§ What is required: Retype every entry in its entirety, without alteration.

§ Entries taken from a collection:
+---+

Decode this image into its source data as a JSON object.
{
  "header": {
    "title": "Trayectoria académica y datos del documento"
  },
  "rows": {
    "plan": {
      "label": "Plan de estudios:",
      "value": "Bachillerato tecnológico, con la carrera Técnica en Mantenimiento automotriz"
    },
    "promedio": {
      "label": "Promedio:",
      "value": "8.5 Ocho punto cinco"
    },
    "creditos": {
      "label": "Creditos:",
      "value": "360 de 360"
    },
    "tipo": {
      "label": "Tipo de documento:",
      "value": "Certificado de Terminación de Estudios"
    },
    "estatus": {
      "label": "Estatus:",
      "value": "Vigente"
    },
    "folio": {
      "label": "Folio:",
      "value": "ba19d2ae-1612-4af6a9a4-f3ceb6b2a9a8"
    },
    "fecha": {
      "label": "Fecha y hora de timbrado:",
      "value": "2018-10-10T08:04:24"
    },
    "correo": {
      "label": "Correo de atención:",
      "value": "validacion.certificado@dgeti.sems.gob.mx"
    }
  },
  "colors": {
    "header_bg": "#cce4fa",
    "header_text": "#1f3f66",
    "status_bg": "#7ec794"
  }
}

+---+

§ Task result:
Decode this image into its source data as a JSON object.
{
  "header": {
    "title": "Trayectoria académica y datos del documento"
  },
  "rows": {
    "plan": {
      "label": "Plan de estudios:",
      "value": "Bachillerato tecnológico, con la carrera Técnica en Mantenimiento automotriz"
    },
    "promedio": {
      "label": "Promedio:",
      "value": "8.5 Ocho punto cinco"
    },
    "creditos": {
      "label": "Creditos:",
      "value": "360 de 360"
    },
    "tipo": {
      "label": "Tipo de documento:",
      "value": "Certificado de Terminación de Estudios"
    },
    "estatus": {
      "label": "Estatus:",
      "value": "Vigente"
    },
    "folio": {
      "label": "Folio:",
      "value": "ba19d2ae-1612-4af6a9a4-f3ceb6b2a9a8"
    },
    "fecha": {
      "label": "Fecha y hora de timbrado:",
      "value": "2018-10-10T08:04:24"
    },
    "correo": {
      "label": "Correo de atención:",
      "value": "validacion.certificado@dgeti.sems.gob.mx"
    }
  },
  "colors": {
    "header_bg": "#cce4fa",
    "header_text": "#1f3f66",
    "status_bg": "#7ec794"
  }
}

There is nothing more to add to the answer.